### GIVEN RECORDS

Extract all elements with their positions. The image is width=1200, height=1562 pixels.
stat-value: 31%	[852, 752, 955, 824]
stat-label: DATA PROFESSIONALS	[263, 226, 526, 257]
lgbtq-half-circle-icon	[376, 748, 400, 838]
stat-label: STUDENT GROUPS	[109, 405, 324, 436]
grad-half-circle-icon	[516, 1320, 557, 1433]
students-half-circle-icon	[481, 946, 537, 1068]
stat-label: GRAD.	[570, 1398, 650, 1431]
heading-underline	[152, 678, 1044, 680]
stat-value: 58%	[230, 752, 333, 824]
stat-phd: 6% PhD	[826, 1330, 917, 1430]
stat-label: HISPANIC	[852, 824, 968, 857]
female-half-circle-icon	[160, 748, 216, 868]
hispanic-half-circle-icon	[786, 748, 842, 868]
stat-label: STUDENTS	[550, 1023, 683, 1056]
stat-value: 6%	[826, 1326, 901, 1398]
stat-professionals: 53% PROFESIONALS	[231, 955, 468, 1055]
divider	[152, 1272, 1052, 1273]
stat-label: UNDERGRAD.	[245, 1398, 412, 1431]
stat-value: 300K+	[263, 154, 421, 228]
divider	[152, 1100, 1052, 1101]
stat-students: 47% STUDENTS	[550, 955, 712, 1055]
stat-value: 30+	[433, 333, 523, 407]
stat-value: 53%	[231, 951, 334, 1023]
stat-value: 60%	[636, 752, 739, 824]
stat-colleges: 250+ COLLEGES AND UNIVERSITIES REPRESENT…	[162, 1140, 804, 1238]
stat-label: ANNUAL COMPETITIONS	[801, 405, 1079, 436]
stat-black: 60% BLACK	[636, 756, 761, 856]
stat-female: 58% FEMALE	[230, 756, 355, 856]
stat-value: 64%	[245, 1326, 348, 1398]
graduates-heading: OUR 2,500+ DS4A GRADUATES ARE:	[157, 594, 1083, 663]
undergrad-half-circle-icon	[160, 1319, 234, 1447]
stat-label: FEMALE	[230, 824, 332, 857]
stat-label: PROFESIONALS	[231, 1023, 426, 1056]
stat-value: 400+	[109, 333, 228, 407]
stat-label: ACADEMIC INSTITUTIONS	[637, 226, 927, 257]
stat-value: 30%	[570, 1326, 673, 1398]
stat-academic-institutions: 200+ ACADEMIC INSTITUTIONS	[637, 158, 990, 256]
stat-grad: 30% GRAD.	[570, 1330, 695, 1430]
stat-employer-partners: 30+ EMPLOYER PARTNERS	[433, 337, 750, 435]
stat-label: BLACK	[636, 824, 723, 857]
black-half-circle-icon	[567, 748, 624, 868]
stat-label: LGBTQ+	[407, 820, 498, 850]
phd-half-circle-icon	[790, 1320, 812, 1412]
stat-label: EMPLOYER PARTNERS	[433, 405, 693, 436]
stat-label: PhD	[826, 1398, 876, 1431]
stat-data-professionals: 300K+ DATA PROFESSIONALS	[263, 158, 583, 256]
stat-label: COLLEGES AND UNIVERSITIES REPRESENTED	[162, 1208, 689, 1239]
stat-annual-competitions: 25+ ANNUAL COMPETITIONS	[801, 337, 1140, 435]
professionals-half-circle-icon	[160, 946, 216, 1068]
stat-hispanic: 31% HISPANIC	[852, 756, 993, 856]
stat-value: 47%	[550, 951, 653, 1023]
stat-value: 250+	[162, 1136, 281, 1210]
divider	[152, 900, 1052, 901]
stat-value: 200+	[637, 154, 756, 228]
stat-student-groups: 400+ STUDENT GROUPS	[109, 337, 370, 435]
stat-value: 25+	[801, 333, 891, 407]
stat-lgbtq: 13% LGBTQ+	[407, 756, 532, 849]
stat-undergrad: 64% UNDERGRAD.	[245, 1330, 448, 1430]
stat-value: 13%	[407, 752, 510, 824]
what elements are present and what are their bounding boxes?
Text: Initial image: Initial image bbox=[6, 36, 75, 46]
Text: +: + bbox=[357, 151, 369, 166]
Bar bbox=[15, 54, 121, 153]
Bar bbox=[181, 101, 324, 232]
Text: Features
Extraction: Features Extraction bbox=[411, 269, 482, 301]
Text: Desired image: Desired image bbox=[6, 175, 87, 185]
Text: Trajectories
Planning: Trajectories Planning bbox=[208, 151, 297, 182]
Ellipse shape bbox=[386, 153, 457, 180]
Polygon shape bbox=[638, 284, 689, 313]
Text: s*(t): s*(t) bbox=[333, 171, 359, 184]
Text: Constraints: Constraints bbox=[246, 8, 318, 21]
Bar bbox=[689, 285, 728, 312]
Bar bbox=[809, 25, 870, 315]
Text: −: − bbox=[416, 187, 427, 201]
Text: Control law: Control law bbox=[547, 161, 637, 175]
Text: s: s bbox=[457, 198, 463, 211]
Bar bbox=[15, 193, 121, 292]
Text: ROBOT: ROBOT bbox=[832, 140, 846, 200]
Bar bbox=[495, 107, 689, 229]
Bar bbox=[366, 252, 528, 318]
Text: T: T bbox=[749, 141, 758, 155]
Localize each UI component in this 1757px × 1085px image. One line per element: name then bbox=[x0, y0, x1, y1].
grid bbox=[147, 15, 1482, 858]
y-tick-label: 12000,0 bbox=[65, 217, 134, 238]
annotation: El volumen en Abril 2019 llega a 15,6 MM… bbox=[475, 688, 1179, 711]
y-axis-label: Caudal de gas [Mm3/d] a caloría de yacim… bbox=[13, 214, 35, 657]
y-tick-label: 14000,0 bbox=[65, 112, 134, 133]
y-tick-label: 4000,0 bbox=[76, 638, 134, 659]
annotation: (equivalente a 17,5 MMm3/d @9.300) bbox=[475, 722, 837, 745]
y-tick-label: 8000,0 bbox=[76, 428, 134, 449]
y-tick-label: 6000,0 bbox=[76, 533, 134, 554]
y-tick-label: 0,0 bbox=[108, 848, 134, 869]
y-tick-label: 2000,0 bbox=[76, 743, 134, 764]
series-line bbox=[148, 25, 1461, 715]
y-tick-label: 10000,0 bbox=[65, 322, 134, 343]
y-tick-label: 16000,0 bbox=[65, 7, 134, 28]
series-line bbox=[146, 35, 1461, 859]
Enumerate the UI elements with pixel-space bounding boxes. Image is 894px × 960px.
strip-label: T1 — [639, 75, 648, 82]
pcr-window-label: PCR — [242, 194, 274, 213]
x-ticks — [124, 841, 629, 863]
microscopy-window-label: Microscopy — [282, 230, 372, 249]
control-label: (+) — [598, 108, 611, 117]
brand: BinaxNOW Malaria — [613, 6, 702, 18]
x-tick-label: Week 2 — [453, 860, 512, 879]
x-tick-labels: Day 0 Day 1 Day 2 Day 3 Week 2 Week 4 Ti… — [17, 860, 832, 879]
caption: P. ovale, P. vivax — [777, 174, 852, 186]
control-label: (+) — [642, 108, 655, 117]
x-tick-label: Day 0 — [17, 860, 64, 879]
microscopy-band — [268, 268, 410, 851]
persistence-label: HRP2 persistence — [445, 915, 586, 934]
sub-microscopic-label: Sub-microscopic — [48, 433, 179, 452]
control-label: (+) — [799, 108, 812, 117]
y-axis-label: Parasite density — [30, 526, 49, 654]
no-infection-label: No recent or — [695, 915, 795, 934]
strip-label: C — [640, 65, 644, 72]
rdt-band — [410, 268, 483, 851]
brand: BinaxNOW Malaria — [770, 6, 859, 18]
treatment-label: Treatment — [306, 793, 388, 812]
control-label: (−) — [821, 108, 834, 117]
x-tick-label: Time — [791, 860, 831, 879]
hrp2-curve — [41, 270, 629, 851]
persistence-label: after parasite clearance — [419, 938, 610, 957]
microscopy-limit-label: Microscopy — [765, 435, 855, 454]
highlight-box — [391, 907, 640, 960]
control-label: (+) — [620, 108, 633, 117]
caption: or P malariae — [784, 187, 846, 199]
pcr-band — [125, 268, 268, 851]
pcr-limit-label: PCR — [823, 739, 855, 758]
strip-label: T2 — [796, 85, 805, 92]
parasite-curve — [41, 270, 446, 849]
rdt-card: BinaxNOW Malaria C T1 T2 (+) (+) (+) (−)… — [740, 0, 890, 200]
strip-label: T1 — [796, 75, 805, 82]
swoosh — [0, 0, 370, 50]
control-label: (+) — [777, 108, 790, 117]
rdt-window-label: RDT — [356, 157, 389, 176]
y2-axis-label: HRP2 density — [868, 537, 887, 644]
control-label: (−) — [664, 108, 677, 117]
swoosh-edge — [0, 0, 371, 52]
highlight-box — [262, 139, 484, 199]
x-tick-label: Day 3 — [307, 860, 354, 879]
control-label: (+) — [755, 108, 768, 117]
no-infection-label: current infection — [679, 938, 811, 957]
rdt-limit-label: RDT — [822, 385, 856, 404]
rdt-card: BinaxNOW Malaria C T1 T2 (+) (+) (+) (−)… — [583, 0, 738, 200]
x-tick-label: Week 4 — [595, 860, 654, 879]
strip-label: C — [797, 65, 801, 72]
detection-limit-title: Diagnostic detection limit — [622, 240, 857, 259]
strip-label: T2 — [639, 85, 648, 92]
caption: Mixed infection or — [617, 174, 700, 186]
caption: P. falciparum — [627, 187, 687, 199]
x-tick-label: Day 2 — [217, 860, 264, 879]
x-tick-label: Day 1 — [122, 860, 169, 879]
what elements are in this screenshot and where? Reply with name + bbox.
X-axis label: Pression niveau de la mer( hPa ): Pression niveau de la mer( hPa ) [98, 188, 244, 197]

### AIM
Transcribe word for word the rows from the very first one through the row that contains "748, 400, 838]", including both.

### RESULT OF THIS TASK
Extract all elements with their positions. The image is width=1200, height=1562 pixels.
stat-value: 31%	[852, 752, 955, 824]
stat-label: DATA PROFESSIONALS	[263, 226, 526, 257]
lgbtq-half-circle-icon	[376, 748, 400, 838]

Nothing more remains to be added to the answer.